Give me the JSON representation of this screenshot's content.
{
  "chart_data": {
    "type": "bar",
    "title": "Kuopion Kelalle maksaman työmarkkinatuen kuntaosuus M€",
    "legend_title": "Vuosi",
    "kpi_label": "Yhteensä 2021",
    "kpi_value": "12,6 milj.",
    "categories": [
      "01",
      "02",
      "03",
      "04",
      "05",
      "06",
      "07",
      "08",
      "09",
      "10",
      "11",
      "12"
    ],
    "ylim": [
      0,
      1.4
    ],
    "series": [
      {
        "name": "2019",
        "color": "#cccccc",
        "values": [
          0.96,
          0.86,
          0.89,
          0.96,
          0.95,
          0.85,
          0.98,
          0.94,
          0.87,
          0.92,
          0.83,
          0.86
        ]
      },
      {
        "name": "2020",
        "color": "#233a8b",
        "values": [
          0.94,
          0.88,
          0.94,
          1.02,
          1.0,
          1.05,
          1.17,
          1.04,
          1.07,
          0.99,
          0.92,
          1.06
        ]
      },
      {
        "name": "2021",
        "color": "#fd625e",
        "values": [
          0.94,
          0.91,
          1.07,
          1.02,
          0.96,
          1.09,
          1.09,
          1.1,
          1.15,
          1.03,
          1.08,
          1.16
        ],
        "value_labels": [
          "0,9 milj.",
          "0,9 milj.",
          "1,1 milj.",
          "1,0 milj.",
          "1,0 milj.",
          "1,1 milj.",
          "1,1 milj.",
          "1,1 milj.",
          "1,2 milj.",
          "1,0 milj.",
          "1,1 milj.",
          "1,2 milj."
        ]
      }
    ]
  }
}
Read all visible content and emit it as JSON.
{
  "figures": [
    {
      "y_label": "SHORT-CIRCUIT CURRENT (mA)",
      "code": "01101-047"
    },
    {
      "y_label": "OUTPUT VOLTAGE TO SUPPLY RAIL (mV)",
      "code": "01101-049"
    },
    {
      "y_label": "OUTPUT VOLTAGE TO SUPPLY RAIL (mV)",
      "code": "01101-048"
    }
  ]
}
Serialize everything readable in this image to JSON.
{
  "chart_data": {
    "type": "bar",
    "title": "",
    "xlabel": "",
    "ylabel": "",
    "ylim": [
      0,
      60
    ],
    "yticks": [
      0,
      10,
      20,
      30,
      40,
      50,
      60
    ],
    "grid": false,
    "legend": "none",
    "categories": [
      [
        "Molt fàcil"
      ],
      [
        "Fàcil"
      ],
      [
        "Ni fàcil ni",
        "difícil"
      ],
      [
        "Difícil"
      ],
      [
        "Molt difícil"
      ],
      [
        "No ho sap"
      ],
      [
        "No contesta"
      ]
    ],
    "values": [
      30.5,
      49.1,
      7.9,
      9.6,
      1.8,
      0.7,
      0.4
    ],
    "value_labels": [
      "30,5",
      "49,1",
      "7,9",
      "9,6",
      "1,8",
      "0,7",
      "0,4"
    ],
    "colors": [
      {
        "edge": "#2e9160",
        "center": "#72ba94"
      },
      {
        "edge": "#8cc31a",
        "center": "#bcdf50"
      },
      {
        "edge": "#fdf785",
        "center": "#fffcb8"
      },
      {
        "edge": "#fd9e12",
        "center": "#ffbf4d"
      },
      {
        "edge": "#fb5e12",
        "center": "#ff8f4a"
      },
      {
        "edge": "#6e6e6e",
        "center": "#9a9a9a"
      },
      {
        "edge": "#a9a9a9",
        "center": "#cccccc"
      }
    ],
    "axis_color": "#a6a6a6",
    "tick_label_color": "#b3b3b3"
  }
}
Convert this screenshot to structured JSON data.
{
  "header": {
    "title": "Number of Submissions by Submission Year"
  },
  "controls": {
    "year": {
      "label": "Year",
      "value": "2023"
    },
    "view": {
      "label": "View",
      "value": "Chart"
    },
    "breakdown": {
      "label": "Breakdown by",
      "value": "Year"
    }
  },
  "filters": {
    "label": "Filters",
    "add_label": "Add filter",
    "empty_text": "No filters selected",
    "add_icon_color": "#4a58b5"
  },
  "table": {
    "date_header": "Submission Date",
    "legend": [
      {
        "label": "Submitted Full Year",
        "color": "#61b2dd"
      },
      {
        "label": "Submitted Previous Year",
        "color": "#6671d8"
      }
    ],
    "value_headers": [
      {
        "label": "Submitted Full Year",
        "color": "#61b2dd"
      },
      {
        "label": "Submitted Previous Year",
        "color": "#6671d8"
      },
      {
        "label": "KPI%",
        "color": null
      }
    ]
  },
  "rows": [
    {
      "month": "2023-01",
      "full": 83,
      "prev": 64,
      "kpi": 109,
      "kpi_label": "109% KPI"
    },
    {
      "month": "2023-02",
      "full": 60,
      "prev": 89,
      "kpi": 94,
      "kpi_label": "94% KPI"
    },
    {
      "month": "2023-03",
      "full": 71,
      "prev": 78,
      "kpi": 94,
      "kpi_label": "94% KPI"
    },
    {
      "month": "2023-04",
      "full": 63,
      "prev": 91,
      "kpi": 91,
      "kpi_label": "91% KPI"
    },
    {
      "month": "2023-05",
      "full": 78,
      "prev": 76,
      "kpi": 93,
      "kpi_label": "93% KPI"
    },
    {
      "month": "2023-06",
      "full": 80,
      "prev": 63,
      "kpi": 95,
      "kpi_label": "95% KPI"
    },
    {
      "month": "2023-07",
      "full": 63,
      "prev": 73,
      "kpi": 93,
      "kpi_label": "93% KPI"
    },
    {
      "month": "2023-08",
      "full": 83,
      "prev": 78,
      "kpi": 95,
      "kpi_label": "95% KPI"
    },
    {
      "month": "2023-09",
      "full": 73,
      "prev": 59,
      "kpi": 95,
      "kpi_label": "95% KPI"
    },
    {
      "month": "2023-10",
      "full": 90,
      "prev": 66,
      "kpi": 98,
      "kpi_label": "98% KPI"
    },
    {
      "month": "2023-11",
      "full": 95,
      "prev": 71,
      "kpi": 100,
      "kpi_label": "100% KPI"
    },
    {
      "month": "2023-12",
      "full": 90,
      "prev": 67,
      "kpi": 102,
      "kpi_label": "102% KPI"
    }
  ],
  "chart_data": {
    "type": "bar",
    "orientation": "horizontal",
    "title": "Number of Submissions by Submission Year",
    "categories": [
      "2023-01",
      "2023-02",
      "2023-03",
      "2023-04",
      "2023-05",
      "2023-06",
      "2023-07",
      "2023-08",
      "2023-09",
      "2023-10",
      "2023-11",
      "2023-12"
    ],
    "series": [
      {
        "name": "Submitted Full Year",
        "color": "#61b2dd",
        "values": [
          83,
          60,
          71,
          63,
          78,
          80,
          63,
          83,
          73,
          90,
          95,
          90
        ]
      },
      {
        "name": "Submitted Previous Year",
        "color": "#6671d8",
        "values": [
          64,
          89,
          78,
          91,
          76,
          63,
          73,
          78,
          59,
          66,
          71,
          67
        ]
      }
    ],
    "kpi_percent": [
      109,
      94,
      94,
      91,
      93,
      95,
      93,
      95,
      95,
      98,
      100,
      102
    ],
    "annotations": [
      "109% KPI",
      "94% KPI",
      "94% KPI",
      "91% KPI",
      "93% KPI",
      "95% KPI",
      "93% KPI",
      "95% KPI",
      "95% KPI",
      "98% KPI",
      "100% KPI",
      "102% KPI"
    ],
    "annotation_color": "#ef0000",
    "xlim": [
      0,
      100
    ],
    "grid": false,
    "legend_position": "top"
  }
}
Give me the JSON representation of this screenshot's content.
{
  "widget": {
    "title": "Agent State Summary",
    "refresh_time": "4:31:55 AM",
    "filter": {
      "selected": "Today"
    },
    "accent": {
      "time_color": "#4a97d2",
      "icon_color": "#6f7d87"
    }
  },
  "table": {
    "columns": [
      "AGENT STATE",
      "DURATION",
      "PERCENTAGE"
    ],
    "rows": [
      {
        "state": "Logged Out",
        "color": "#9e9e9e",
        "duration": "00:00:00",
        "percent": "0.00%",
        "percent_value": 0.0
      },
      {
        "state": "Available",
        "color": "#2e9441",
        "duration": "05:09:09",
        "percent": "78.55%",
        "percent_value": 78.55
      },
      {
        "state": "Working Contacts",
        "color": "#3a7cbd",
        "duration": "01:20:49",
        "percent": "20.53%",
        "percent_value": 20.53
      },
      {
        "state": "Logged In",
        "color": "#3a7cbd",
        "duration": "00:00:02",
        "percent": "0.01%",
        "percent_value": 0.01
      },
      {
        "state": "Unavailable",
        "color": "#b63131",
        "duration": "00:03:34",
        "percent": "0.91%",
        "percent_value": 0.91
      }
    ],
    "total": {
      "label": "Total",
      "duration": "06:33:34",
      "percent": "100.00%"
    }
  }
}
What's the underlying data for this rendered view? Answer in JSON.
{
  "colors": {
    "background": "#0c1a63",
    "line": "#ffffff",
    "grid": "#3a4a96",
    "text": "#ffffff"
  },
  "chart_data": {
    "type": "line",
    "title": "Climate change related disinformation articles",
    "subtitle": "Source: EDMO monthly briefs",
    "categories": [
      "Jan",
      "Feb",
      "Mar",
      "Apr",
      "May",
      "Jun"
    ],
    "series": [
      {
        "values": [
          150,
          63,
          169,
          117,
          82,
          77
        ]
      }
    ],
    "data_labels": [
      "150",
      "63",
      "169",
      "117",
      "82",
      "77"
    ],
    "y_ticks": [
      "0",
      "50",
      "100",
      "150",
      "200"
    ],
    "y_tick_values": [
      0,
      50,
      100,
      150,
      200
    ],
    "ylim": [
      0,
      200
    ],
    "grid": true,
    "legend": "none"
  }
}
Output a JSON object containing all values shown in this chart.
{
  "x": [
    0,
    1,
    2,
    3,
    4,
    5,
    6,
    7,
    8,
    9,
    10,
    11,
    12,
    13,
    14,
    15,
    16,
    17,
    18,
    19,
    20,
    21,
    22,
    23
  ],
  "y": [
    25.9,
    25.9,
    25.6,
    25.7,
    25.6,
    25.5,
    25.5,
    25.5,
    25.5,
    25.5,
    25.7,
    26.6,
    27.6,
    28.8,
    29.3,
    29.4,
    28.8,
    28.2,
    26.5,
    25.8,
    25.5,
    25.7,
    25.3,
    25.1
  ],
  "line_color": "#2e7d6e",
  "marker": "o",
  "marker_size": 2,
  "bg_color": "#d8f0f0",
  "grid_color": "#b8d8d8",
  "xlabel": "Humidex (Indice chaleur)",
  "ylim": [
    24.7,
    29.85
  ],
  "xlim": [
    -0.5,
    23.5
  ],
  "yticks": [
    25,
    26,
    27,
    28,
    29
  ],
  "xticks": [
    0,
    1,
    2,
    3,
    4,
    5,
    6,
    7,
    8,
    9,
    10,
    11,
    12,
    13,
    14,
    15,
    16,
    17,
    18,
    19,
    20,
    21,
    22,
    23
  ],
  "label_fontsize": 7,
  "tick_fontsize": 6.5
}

════════

▶ _What to work on_
In the entries above, find each line with the word "Number" and show it.

▶ _Solved exercise_
    "title": "Number of Submissions by Submission Year"
    "title": "Number of Submissions by Submission Year",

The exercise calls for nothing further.